# JOB
Copy all lines below exactly as written. Leave pictures out.

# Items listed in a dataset

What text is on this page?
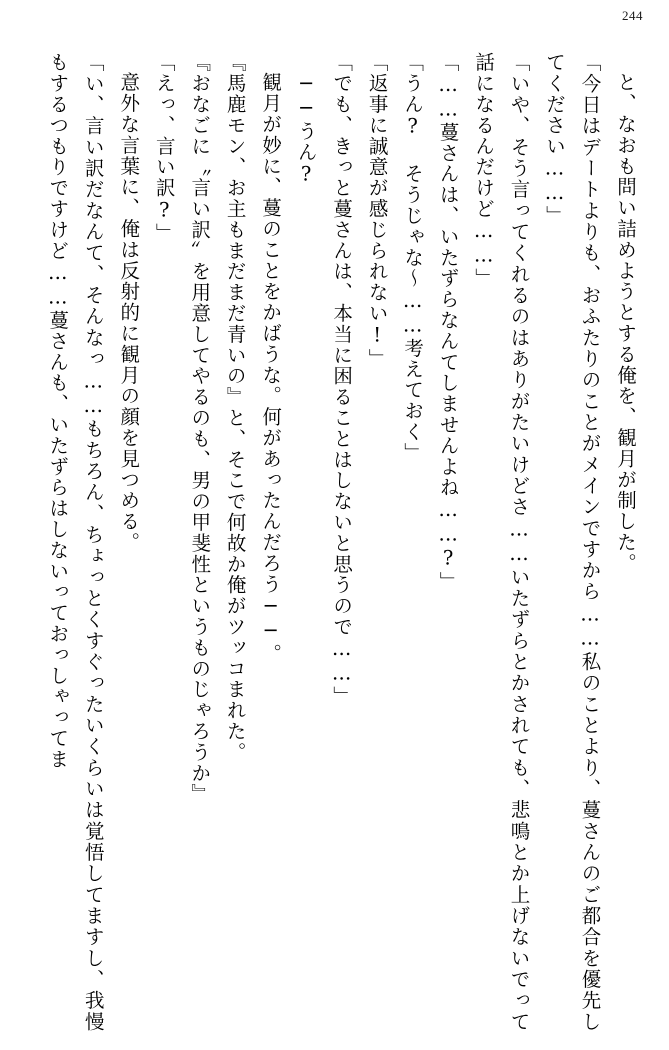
244

と、なおも問い詰めようとする俺を、観月が制した。

「今日はデートよりも、おふたりのことがメインですから……私のことより、蔓さんのご都合を優先してください……」

「いや、そう言ってくれるのはありがたいけどさ……いたずらとかされても、悲鳴とか上げないでって話になるんだけど……」

「……蔓さんは、いたずらなんてしませんよね……?」

「うん? そうじゃな～……考えておく」

「返事に誠意が感じられない!」

「でも、きっと蔓さんは、本当に困ることはしないと思うので……」

──うん?

観月が妙に、蔓のことをかばうな。何があったんだろう──。

『馬鹿モン、お主もまだまだ青いの』と、そこで何故か俺がツッコまれた。

『おなごに〝言い訳〟を用意してやるのも、男の甲斐性というものじゃろうか』

「えっ、言い訳?」

意外な言葉に、俺は反射的に観月の顔を見つめる。

「い、言い訳だなんて、そんなっ……もちろん、ちょっとくすぐったいくらいは覚悟してますし、我慢もするつもりですけど……蔓さんも、いたずらはしないっておっしゃってま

# FINISHED TASK
What text is on this page?
244

と、なおも問い詰めようとする俺を、観月が制した。

「今日はデートよりも、おふたりのことがメインですから……私のことより、蔓さんのご都合を優先してください……」

「いや、そう言ってくれるのはありがたいけどさ……いたずらとかされても、悲鳴とか上げないでって話になるんだけど……」

「……蔓さんは、いたずらなんてしませんよね……?」

「うん? そうじゃな～……考えておく」

「返事に誠意が感じられない!」

「でも、きっと蔓さんは、本当に困ることはしないと思うので……」

──うん?

観月が妙に、蔓のことをかばうな。何があったんだろう──。

『馬鹿モン、お主もまだまだ青いの』と、そこで何故か俺がツッコまれた。

『おなごに〝言い訳〟を用意してやるのも、男の甲斐性というものじゃろうか』

「えっ、言い訳?」

意外な言葉に、俺は反射的に観月の顔を見つめる。

「い、言い訳だなんて、そんなっ……もちろん、ちょっとくすぐったいくらいは覚悟してますし、我慢もするつもりですけど……蔓さんも、いたずらはしないっておっしゃってま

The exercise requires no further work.